### The task
Pictures stay out of your copy, but everything else in the records below must be repeated exactly.

## START Data excerpts

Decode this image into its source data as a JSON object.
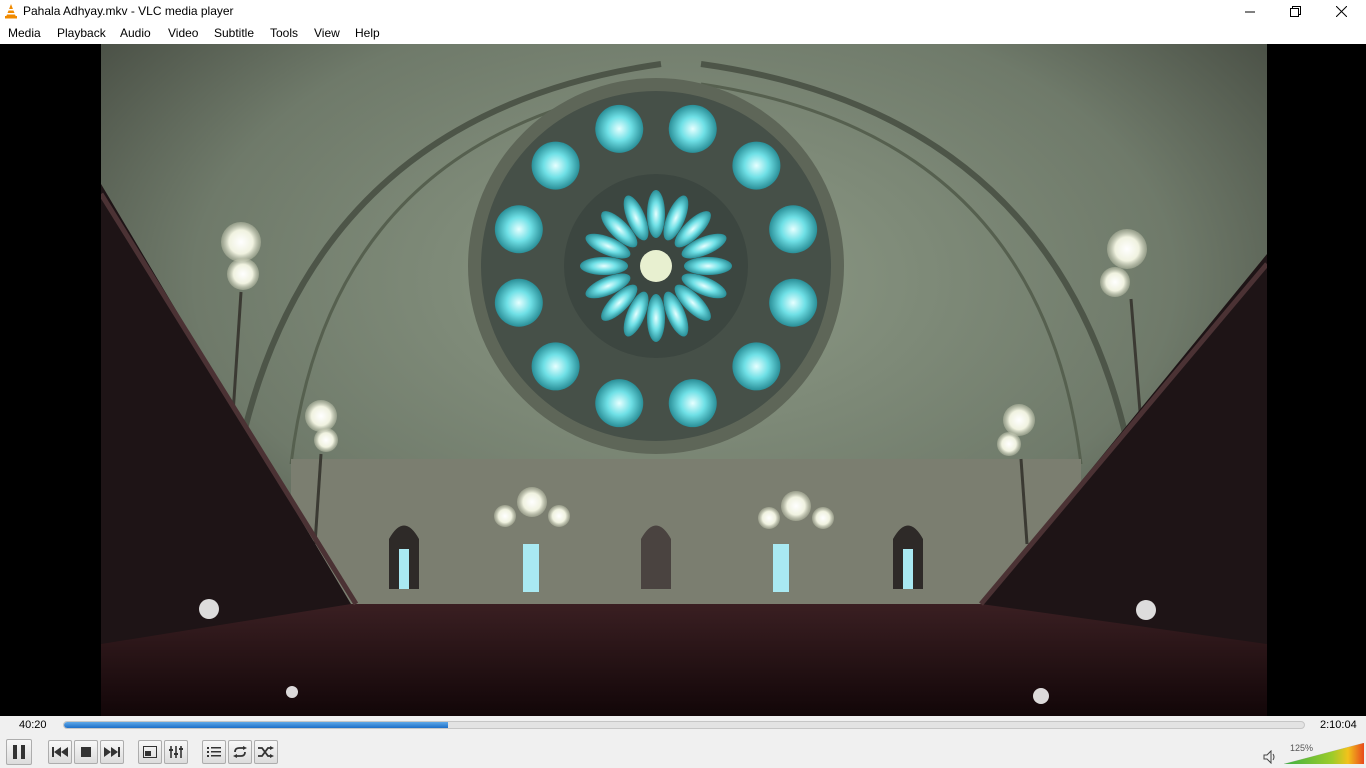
{
  "window": {
    "title": "Pahala Adhyay.mkv - VLC media player"
  },
  "menu": [
    {
      "label": "Media"
    },
    {
      "label": "Playback"
    },
    {
      "label": "Audio"
    },
    {
      "label": "Video"
    },
    {
      "label": "Subtitle"
    },
    {
      "label": "Tools"
    },
    {
      "label": "View"
    },
    {
      "label": "Help"
    }
  ],
  "playback": {
    "elapsed": "40:20",
    "total": "2:10:04",
    "progress_fraction": 0.31
  },
  "volume": {
    "label": "125%",
    "level_percent": 125
  },
  "icons": {
    "app": "vlc-cone-icon",
    "minimize": "minimize-icon",
    "maximize": "restore-icon",
    "close": "close-icon",
    "pause": "pause-icon",
    "previous": "previous-icon",
    "stop": "stop-icon",
    "next": "next-icon",
    "fullscreen": "fullscreen-icon",
    "extended": "extended-settings-icon",
    "playlist": "playlist-icon",
    "loop": "loop-icon",
    "random": "shuffle-icon",
    "speaker": "speaker-icon"
  },
  "colors": {
    "accent": "#1d6fc8",
    "volume_low": "#3cb043",
    "volume_high": "#e84a1c"
  }
}
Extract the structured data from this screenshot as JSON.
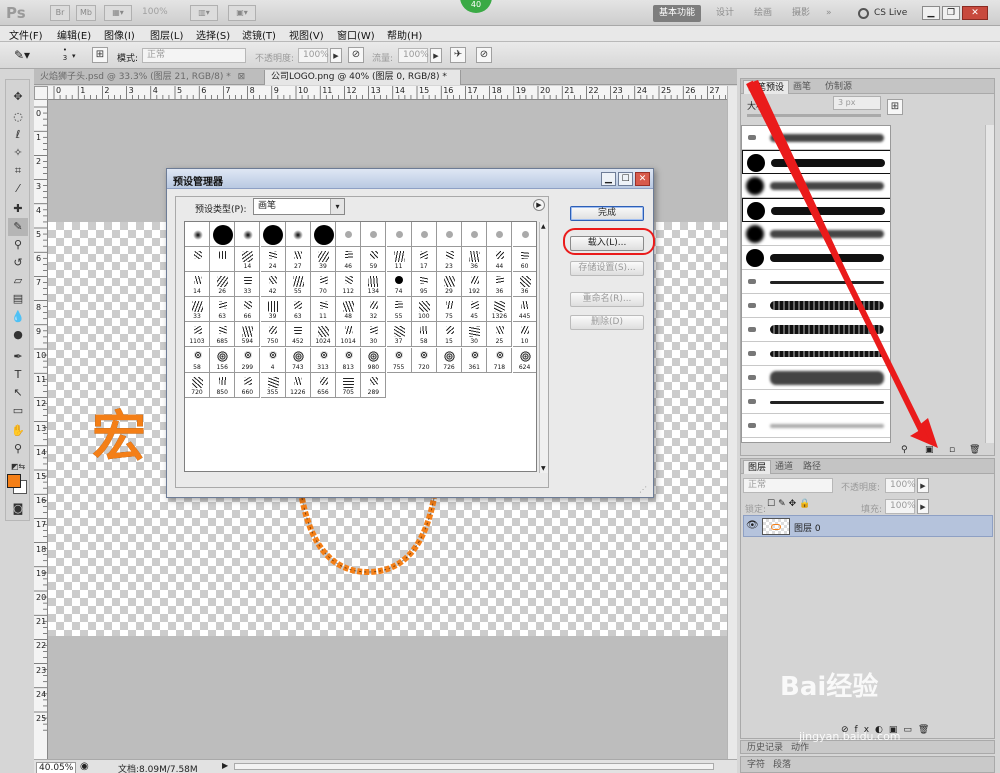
{
  "titlebar": {
    "zoom": "100%",
    "workspaces": [
      "基本功能",
      "设计",
      "绘画",
      "摄影"
    ],
    "cs_live": "CS Live",
    "badge": "40"
  },
  "menu": [
    "文件(F)",
    "编辑(E)",
    "图像(I)",
    "图层(L)",
    "选择(S)",
    "滤镜(T)",
    "视图(V)",
    "窗口(W)",
    "帮助(H)"
  ],
  "options": {
    "brush_size": "3",
    "mode_label": "模式:",
    "mode_value": "正常",
    "opacity_label": "不透明度:",
    "opacity_value": "100%",
    "flow_label": "流量:",
    "flow_value": "100%"
  },
  "tabs": [
    {
      "label": "火焰狮子头.psd @ 33.3% (图层 21, RGB/8) *",
      "close": "⊠"
    },
    {
      "label": "公司LOGO.png @ 40% (图层 0, RGB/8) *",
      "close": "⊠"
    }
  ],
  "ruler_h": [
    "0",
    "1",
    "2",
    "3",
    "4",
    "5",
    "6",
    "7",
    "8",
    "9",
    "10",
    "11",
    "12",
    "13",
    "14",
    "15",
    "16",
    "17",
    "18",
    "19",
    "20",
    "21",
    "22",
    "23",
    "24",
    "25",
    "26",
    "27"
  ],
  "ruler_v": [
    "0",
    "1",
    "2",
    "3",
    "4",
    "5",
    "6",
    "7",
    "8",
    "9",
    "10",
    "11",
    "12",
    "13",
    "14",
    "15",
    "16",
    "17",
    "18",
    "19",
    "20",
    "21",
    "22",
    "23",
    "24",
    "25"
  ],
  "status": {
    "zoom": "40.05%",
    "doc": "文档:8.09M/7.58M"
  },
  "brush_panel": {
    "tabs": [
      "画笔预设",
      "画笔",
      "仿制源"
    ],
    "size_label": "大小:",
    "size_value": "3 px"
  },
  "layers_panel": {
    "tabs": [
      "图层",
      "通道",
      "路径"
    ],
    "blend": "正常",
    "opacity_label": "不透明度:",
    "opacity_value": "100%",
    "lock_label": "锁定:",
    "fill_label": "填充:",
    "fill_value": "100%",
    "layer_name": "图层 0"
  },
  "bottom_tabs": {
    "history": "历史记录",
    "actions": "动作",
    "char": "字符",
    "para": "段落"
  },
  "dialog": {
    "title": "预设管理器",
    "type_label": "预设类型(P):",
    "type_value": "画笔",
    "buttons": {
      "done": "完成",
      "load": "载入(L)...",
      "save": "存储设置(S)...",
      "rename": "重命名(R)...",
      "delete": "删除(D)"
    },
    "grid_numbers": [
      [
        "",
        "",
        "",
        "",
        "",
        "",
        "",
        "",
        "",
        "",
        "",
        "",
        "",
        ""
      ],
      [
        "",
        "",
        "14",
        "24",
        "27",
        "39",
        "46",
        "59",
        "11",
        "17",
        "23",
        "36",
        "44",
        "60"
      ],
      [
        "14",
        "26",
        "33",
        "42",
        "55",
        "70",
        "112",
        "134",
        "74",
        "95",
        "29",
        "192",
        "36",
        "36"
      ],
      [
        "33",
        "63",
        "66",
        "39",
        "63",
        "11",
        "48",
        "32",
        "55",
        "100",
        "75",
        "45",
        "1326",
        "445"
      ],
      [
        "1103",
        "685",
        "594",
        "750",
        "452",
        "1024",
        "1014",
        "30",
        "37",
        "58",
        "15",
        "30",
        "25",
        "10"
      ],
      [
        "58",
        "156",
        "299",
        "4",
        "743",
        "313",
        "813",
        "980",
        "755",
        "720",
        "726",
        "361",
        "718",
        "624"
      ],
      [
        "720",
        "850",
        "660",
        "355",
        "1226",
        "656",
        "705",
        "289"
      ]
    ]
  },
  "watermark": {
    "brand": "Bai经验",
    "url": "jingyan.baidu.com"
  },
  "artwork": {
    "char": "宏"
  },
  "colors": {
    "accent_orange": "#f47f17",
    "annotation_red": "#ea1b1b",
    "badge_green": "#3aaa45"
  }
}
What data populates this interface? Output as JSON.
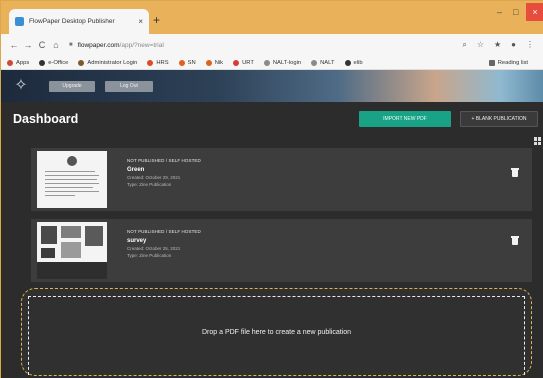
{
  "browser": {
    "tab_title": "FlowPaper Desktop Publisher",
    "tab_close": "×",
    "new_tab": "+",
    "window_min": "–",
    "window_max": "□",
    "window_close": "×",
    "nav_back": "←",
    "nav_forward": "→",
    "nav_reload": "C",
    "nav_home": "⌂",
    "url_domain": "flowpaper.com",
    "url_path": "/app/?new=trial",
    "toolbar_icons": [
      "⌕",
      "☆",
      "★",
      "●",
      "⋮"
    ],
    "bookmarks": [
      {
        "label": "Apps",
        "color": "#d04a3a"
      },
      {
        "label": "e-Office",
        "color": "#333333"
      },
      {
        "label": "Administrator Login",
        "color": "#7b5a2e"
      },
      {
        "label": "HRS",
        "color": "#e04a2a"
      },
      {
        "label": "SN",
        "color": "#e06020"
      },
      {
        "label": "Nik",
        "color": "#e06020"
      },
      {
        "label": "URT",
        "color": "#d83a3a"
      },
      {
        "label": "NALT-login",
        "color": "#8a8a8a"
      },
      {
        "label": "NALT",
        "color": "#8a8a8a"
      },
      {
        "label": "elib",
        "color": "#333333"
      }
    ],
    "reading_list": "Reading list"
  },
  "app": {
    "header_btn_1": "Upgrade",
    "header_btn_2": "Log Out",
    "page_title": "Dashboard",
    "import_button": "IMPORT NEW PDF",
    "blank_button": "+ BLANK PUBLICATION",
    "publications": [
      {
        "status": "NOT PUBLISHED / SELF HOSTED",
        "name": "Green",
        "created": "Created: October 29, 2021",
        "type": "Type: Zine Publication"
      },
      {
        "status": "NOT PUBLISHED / SELF HOSTED",
        "name": "survey",
        "created": "Created: October 25, 2021",
        "type": "Type: Zine Publication"
      }
    ],
    "dropzone_text": "Drop a PDF file here to create a new publication"
  }
}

## END Data excerpts

### The solution
Decode this image into its source data as a JSON object.
{
  "window": {
    "title": "Pahala Adhyay.mkv - VLC media player"
  },
  "menu": [
    {
      "label": "Media"
    },
    {
      "label": "Playback"
    },
    {
      "label": "Audio"
    },
    {
      "label": "Video"
    },
    {
      "label": "Subtitle"
    },
    {
      "label": "Tools"
    },
    {
      "label": "View"
    },
    {
      "label": "Help"
    }
  ],
  "playback": {
    "elapsed": "40:20",
    "total": "2:10:04",
    "progress_fraction": 0.31
  },
  "volume": {
    "label": "125%",
    "level_percent": 125
  },
  "icons": {
    "app": "vlc-cone-icon",
    "minimize": "minimize-icon",
    "maximize": "restore-icon",
    "close": "close-icon",
    "pause": "pause-icon",
    "previous": "previous-icon",
    "stop": "stop-icon",
    "next": "next-icon",
    "fullscreen": "fullscreen-icon",
    "extended": "extended-settings-icon",
    "playlist": "playlist-icon",
    "loop": "loop-icon",
    "random": "shuffle-icon",
    "speaker": "speaker-icon"
  },
  "colors": {
    "accent": "#1d6fc8",
    "volume_low": "#3cb043",
    "volume_high": "#e84a1c"
  }
}
Extract the structured data from this screenshot as JSON.
{
  "titlebar": {
    "zoom": "100%",
    "workspaces": [
      "基本功能",
      "设计",
      "绘画",
      "摄影"
    ],
    "cs_live": "CS Live",
    "badge": "40"
  },
  "menu": [
    "文件(F)",
    "编辑(E)",
    "图像(I)",
    "图层(L)",
    "选择(S)",
    "滤镜(T)",
    "视图(V)",
    "窗口(W)",
    "帮助(H)"
  ],
  "options": {
    "brush_size": "3",
    "mode_label": "模式:",
    "mode_value": "正常",
    "opacity_label": "不透明度:",
    "opacity_value": "100%",
    "flow_label": "流量:",
    "flow_value": "100%"
  },
  "tabs": [
    {
      "label": "火焰狮子头.psd @ 33.3% (图层 21, RGB/8) *",
      "close": "⊠"
    },
    {
      "label": "公司LOGO.png @ 40% (图层 0, RGB/8) *",
      "close": "⊠"
    }
  ],
  "ruler_h": [
    "0",
    "1",
    "2",
    "3",
    "4",
    "5",
    "6",
    "7",
    "8",
    "9",
    "10",
    "11",
    "12",
    "13",
    "14",
    "15",
    "16",
    "17",
    "18",
    "19",
    "20",
    "21",
    "22",
    "23",
    "24",
    "25",
    "26",
    "27"
  ],
  "ruler_v": [
    "0",
    "1",
    "2",
    "3",
    "4",
    "5",
    "6",
    "7",
    "8",
    "9",
    "10",
    "11",
    "12",
    "13",
    "14",
    "15",
    "16",
    "17",
    "18",
    "19",
    "20",
    "21",
    "22",
    "23",
    "24",
    "25"
  ],
  "status": {
    "zoom": "40.05%",
    "doc": "文档:8.09M/7.58M"
  },
  "brush_panel": {
    "tabs": [
      "画笔预设",
      "画笔",
      "仿制源"
    ],
    "size_label": "大小:",
    "size_value": "3 px"
  },
  "layers_panel": {
    "tabs": [
      "图层",
      "通道",
      "路径"
    ],
    "blend": "正常",
    "opacity_label": "不透明度:",
    "opacity_value": "100%",
    "lock_label": "锁定:",
    "fill_label": "填充:",
    "fill_value": "100%",
    "layer_name": "图层 0"
  },
  "bottom_tabs": {
    "history": "历史记录",
    "actions": "动作",
    "char": "字符",
    "para": "段落"
  },
  "dialog": {
    "title": "预设管理器",
    "type_label": "预设类型(P):",
    "type_value": "画笔",
    "buttons": {
      "done": "完成",
      "load": "载入(L)...",
      "save": "存储设置(S)...",
      "rename": "重命名(R)...",
      "delete": "删除(D)"
    },
    "grid_numbers": [
      [
        "",
        "",
        "",
        "",
        "",
        "",
        "",
        "",
        "",
        "",
        "",
        "",
        "",
        ""
      ],
      [
        "",
        "",
        "14",
        "24",
        "27",
        "39",
        "46",
        "59",
        "11",
        "17",
        "23",
        "36",
        "44",
        "60"
      ],
      [
        "14",
        "26",
        "33",
        "42",
        "55",
        "70",
        "112",
        "134",
        "74",
        "95",
        "29",
        "192",
        "36",
        "36"
      ],
      [
        "33",
        "63",
        "66",
        "39",
        "63",
        "11",
        "48",
        "32",
        "55",
        "100",
        "75",
        "45",
        "1326",
        "445"
      ],
      [
        "1103",
        "685",
        "594",
        "750",
        "452",
        "1024",
        "1014",
        "30",
        "37",
        "58",
        "15",
        "30",
        "25",
        "10"
      ],
      [
        "58",
        "156",
        "299",
        "4",
        "743",
        "313",
        "813",
        "980",
        "755",
        "720",
        "726",
        "361",
        "718",
        "624"
      ],
      [
        "720",
        "850",
        "660",
        "355",
        "1226",
        "656",
        "705",
        "289"
      ]
    ]
  },
  "watermark": {
    "brand": "Bai经验",
    "url": "jingyan.baidu.com"
  },
  "artwork": {
    "char": "宏"
  },
  "colors": {
    "accent_orange": "#f47f17",
    "annotation_red": "#ea1b1b",
    "badge_green": "#3aaa45"
  }
}
What data populates this interface? Output as JSON.
{
  "browser": {
    "tab_title": "FlowPaper Desktop Publisher",
    "tab_close": "×",
    "new_tab": "+",
    "window_min": "–",
    "window_max": "□",
    "window_close": "×",
    "nav_back": "←",
    "nav_forward": "→",
    "nav_reload": "C",
    "nav_home": "⌂",
    "url_domain": "flowpaper.com",
    "url_path": "/app/?new=trial",
    "toolbar_icons": [
      "⌕",
      "☆",
      "★",
      "●",
      "⋮"
    ],
    "bookmarks": [
      {
        "label": "Apps",
        "color": "#d04a3a"
      },
      {
        "label": "e-Office",
        "color": "#333333"
      },
      {
        "label": "Administrator Login",
        "color": "#7b5a2e"
      },
      {
        "label": "HRS",
        "color": "#e04a2a"
      },
      {
        "label": "SN",
        "color": "#e06020"
      },
      {
        "label": "Nik",
        "color": "#e06020"
      },
      {
        "label": "URT",
        "color": "#d83a3a"
      },
      {
        "label": "NALT-login",
        "color": "#8a8a8a"
      },
      {
        "label": "NALT",
        "color": "#8a8a8a"
      },
      {
        "label": "elib",
        "color": "#333333"
      }
    ],
    "reading_list": "Reading list"
  },
  "app": {
    "header_btn_1": "Upgrade",
    "header_btn_2": "Log Out",
    "page_title": "Dashboard",
    "import_button": "IMPORT NEW PDF",
    "blank_button": "+ BLANK PUBLICATION",
    "publications": [
      {
        "status": "NOT PUBLISHED / SELF HOSTED",
        "name": "Green",
        "created": "Created: October 29, 2021",
        "type": "Type: Zine Publication"
      },
      {
        "status": "NOT PUBLISHED / SELF HOSTED",
        "name": "survey",
        "created": "Created: October 25, 2021",
        "type": "Type: Zine Publication"
      }
    ],
    "dropzone_text": "Drop a PDF file here to create a new publication"
  }
}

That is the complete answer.